SUPPLIED ENTRIES
···

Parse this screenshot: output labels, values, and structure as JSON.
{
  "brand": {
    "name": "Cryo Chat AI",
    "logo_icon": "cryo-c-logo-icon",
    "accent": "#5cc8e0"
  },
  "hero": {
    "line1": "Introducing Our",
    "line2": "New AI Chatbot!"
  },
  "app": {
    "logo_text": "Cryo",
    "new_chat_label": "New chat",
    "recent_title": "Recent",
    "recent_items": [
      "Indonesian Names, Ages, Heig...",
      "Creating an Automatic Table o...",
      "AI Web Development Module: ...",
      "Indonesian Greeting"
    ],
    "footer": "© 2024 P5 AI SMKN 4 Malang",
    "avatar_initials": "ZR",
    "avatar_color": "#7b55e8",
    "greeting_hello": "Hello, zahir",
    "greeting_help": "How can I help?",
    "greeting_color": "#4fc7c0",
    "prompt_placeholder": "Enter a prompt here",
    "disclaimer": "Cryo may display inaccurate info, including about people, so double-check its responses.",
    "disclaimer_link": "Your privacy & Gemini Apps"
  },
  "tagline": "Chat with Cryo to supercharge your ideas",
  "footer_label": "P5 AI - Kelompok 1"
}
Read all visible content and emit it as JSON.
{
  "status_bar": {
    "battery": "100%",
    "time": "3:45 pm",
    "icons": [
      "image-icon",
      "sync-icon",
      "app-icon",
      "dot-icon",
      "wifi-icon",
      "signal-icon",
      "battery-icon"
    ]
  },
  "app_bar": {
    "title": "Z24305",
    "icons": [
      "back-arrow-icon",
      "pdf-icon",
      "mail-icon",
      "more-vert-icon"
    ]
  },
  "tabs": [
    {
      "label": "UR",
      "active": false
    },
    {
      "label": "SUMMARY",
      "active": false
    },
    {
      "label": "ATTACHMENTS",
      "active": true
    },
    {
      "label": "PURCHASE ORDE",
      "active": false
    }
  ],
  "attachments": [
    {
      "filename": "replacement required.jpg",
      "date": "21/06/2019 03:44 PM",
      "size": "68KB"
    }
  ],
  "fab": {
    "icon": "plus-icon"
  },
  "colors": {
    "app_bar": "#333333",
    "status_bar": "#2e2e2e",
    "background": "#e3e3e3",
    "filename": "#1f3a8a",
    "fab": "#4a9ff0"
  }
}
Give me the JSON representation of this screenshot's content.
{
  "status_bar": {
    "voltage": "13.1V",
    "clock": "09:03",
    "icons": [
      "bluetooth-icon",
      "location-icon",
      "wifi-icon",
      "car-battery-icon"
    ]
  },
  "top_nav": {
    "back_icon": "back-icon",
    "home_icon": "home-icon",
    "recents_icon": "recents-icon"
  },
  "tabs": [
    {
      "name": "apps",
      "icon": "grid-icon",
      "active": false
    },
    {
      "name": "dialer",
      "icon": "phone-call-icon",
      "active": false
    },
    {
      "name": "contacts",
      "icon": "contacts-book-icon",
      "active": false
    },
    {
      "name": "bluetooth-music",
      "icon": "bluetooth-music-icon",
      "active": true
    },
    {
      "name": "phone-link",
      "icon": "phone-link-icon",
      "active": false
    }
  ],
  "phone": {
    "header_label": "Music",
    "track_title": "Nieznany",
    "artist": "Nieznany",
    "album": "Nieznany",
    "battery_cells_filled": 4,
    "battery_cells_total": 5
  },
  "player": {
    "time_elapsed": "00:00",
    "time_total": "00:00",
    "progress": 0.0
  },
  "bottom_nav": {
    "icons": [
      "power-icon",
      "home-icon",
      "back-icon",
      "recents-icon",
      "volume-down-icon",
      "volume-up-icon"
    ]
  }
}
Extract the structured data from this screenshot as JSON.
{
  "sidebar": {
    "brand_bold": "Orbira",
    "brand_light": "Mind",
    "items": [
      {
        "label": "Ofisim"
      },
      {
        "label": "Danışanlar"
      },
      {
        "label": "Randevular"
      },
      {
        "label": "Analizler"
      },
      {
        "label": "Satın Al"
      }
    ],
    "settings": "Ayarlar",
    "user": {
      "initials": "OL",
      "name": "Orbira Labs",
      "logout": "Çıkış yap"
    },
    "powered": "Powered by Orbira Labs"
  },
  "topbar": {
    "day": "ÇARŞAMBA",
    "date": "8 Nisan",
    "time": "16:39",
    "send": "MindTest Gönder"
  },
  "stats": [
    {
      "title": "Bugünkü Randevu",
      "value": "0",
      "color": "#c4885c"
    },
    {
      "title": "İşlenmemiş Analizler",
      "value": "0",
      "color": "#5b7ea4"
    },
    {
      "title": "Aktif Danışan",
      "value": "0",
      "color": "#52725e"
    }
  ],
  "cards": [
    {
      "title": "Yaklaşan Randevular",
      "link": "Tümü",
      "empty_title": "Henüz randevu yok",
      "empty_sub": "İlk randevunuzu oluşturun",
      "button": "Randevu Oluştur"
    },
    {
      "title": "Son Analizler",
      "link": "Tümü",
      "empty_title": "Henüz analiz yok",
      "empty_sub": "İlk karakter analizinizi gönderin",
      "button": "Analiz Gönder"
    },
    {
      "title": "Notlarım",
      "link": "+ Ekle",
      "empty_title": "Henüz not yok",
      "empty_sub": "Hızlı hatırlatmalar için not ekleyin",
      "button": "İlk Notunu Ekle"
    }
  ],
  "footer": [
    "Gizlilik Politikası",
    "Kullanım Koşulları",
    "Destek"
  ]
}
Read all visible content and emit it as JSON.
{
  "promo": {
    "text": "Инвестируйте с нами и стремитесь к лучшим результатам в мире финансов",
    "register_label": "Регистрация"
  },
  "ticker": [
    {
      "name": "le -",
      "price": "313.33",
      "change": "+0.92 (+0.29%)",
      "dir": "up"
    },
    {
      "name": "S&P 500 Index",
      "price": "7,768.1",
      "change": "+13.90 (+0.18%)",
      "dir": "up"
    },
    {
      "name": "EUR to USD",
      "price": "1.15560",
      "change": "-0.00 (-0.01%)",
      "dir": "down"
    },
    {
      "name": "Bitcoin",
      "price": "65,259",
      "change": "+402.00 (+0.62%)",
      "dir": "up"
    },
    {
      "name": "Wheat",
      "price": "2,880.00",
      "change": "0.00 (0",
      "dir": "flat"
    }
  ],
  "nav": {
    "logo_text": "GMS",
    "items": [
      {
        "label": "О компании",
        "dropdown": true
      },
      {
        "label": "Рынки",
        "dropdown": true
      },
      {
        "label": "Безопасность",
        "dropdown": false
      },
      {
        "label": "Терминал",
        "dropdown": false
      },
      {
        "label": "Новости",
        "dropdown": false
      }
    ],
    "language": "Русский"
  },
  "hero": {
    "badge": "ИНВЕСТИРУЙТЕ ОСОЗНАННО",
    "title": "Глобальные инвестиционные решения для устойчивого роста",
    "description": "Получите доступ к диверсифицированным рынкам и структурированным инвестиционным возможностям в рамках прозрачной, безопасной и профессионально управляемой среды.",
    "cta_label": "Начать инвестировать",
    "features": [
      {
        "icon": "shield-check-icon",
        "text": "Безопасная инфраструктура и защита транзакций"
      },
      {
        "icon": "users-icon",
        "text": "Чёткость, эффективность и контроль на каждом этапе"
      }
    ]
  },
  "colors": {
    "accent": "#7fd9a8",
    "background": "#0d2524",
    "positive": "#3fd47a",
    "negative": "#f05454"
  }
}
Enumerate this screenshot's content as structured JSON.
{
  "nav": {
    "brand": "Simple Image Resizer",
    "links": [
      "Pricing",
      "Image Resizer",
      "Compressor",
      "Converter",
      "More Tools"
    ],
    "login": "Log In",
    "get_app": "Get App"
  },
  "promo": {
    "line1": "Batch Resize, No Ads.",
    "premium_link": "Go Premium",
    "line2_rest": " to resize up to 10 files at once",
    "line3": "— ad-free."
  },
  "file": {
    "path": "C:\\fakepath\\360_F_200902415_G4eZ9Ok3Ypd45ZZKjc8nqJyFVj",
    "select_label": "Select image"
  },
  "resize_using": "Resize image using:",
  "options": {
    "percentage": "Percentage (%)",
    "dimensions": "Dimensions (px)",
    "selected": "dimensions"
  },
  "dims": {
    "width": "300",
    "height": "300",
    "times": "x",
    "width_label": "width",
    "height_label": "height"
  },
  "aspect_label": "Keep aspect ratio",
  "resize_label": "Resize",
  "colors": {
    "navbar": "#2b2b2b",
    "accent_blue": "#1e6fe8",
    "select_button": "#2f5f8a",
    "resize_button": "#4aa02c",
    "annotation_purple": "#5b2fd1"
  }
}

···

INSTRUCTIONS FOR THE TASK
Search the entries for the word "Randevular" and copy every line that has it.

RIGHT ANSWER
        "label": "Randevular"
      "title": "Yaklaşan Randevular",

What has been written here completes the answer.